▸ The input
-=-=-

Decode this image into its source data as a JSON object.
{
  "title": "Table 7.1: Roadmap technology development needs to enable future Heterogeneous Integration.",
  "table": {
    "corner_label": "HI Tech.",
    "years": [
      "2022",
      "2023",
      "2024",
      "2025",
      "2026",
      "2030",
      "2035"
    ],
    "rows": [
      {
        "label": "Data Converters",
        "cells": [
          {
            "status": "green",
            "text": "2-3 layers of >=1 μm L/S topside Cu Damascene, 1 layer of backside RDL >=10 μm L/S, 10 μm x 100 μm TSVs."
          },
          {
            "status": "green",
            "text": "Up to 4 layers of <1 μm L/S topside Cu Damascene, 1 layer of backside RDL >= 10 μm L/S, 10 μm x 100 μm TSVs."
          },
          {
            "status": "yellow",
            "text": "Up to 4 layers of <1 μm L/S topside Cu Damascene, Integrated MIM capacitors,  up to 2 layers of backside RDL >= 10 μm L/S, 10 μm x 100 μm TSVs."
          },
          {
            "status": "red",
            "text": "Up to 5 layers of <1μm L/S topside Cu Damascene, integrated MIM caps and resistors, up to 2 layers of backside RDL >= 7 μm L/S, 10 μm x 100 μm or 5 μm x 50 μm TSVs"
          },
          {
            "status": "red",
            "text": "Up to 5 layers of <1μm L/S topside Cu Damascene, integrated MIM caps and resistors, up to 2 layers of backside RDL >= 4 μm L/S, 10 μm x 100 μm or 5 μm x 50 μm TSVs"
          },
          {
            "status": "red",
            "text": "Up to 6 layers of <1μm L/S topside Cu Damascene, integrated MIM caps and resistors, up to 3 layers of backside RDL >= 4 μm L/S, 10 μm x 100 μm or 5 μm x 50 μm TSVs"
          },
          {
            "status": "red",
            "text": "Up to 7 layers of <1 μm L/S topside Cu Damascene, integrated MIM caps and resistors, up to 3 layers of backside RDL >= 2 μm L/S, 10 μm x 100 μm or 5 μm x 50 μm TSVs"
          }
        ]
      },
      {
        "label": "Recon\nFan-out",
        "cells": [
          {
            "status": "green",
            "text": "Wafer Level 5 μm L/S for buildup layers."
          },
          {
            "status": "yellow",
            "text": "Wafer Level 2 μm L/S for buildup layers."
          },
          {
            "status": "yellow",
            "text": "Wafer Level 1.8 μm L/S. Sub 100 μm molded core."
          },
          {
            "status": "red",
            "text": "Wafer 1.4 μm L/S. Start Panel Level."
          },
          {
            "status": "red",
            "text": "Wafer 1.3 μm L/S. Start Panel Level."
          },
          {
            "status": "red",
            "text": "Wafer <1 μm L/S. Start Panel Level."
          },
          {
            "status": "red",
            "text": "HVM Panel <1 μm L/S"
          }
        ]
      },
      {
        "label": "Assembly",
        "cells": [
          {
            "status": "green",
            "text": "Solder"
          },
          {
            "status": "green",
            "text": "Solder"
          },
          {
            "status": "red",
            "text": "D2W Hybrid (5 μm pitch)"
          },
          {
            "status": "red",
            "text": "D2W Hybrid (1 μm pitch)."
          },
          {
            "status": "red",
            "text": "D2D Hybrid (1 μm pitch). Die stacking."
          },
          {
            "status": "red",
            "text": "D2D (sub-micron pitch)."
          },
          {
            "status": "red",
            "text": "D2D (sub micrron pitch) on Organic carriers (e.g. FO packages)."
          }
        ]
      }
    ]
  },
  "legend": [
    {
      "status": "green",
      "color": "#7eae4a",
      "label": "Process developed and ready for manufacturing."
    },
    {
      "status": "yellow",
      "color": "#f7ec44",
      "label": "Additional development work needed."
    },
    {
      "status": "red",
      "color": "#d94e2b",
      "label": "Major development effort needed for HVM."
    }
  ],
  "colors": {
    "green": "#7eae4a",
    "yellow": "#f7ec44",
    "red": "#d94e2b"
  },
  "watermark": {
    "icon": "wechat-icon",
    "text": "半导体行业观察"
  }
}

-=-=-

▸ Problem to work on
Counting only lines of the data above that hold "buildup", report the total and nothing else.

▸ Result below
2